**Task to carry out**: Repeat the material exactly, leaving nothing out.
>> BEGIN Data section
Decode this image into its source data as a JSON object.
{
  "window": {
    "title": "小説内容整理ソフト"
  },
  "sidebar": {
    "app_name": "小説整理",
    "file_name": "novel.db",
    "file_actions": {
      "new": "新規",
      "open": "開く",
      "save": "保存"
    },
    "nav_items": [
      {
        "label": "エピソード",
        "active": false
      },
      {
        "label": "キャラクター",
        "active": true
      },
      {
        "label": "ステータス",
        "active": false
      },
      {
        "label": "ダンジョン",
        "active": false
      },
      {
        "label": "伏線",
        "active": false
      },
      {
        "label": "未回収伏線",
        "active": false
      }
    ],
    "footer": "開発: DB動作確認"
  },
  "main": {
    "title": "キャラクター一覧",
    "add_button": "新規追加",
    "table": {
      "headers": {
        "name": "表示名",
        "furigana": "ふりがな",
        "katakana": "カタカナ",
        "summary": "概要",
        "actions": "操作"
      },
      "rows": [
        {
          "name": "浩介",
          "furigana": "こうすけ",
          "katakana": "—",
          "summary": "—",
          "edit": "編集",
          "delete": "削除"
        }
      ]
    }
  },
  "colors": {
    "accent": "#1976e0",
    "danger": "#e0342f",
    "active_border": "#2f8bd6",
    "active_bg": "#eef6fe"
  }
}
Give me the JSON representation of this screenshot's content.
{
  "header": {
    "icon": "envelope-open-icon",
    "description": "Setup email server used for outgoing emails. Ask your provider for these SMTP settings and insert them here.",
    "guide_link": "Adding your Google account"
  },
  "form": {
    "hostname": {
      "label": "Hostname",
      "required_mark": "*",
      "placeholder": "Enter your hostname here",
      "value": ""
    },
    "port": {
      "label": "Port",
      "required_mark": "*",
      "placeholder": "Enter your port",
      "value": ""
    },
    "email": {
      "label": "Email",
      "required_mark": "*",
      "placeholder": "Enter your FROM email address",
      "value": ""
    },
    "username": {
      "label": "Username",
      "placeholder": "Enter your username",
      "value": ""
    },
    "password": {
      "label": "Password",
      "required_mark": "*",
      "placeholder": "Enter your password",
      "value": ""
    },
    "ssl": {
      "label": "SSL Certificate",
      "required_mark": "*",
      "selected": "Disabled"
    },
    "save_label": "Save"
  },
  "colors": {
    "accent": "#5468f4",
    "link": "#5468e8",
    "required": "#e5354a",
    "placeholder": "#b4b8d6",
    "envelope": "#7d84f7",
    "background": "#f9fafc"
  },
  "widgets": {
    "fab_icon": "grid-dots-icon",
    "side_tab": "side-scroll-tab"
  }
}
>> END Data section
**Correct answer**:
Decode this image into its source data as a JSON object.
{
  "window": {
    "title": "小説内容整理ソフト"
  },
  "sidebar": {
    "app_name": "小説整理",
    "file_name": "novel.db",
    "file_actions": {
      "new": "新規",
      "open": "開く",
      "save": "保存"
    },
    "nav_items": [
      {
        "label": "エピソード",
        "active": false
      },
      {
        "label": "キャラクター",
        "active": true
      },
      {
        "label": "ステータス",
        "active": false
      },
      {
        "label": "ダンジョン",
        "active": false
      },
      {
        "label": "伏線",
        "active": false
      },
      {
        "label": "未回収伏線",
        "active": false
      }
    ],
    "footer": "開発: DB動作確認"
  },
  "main": {
    "title": "キャラクター一覧",
    "add_button": "新規追加",
    "table": {
      "headers": {
        "name": "表示名",
        "furigana": "ふりがな",
        "katakana": "カタカナ",
        "summary": "概要",
        "actions": "操作"
      },
      "rows": [
        {
          "name": "浩介",
          "furigana": "こうすけ",
          "katakana": "—",
          "summary": "—",
          "edit": "編集",
          "delete": "削除"
        }
      ]
    }
  },
  "colors": {
    "accent": "#1976e0",
    "danger": "#e0342f",
    "active_border": "#2f8bd6",
    "active_bg": "#eef6fe"
  }
}
Give me the JSON representation of this screenshot's content.
{
  "header": {
    "icon": "envelope-open-icon",
    "description": "Setup email server used for outgoing emails. Ask your provider for these SMTP settings and insert them here.",
    "guide_link": "Adding your Google account"
  },
  "form": {
    "hostname": {
      "label": "Hostname",
      "required_mark": "*",
      "placeholder": "Enter your hostname here",
      "value": ""
    },
    "port": {
      "label": "Port",
      "required_mark": "*",
      "placeholder": "Enter your port",
      "value": ""
    },
    "email": {
      "label": "Email",
      "required_mark": "*",
      "placeholder": "Enter your FROM email address",
      "value": ""
    },
    "username": {
      "label": "Username",
      "placeholder": "Enter your username",
      "value": ""
    },
    "password": {
      "label": "Password",
      "required_mark": "*",
      "placeholder": "Enter your password",
      "value": ""
    },
    "ssl": {
      "label": "SSL Certificate",
      "required_mark": "*",
      "selected": "Disabled"
    },
    "save_label": "Save"
  },
  "colors": {
    "accent": "#5468f4",
    "link": "#5468e8",
    "required": "#e5354a",
    "placeholder": "#b4b8d6",
    "envelope": "#7d84f7",
    "background": "#f9fafc"
  },
  "widgets": {
    "fab_icon": "grid-dots-icon",
    "side_tab": "side-scroll-tab"
  }
}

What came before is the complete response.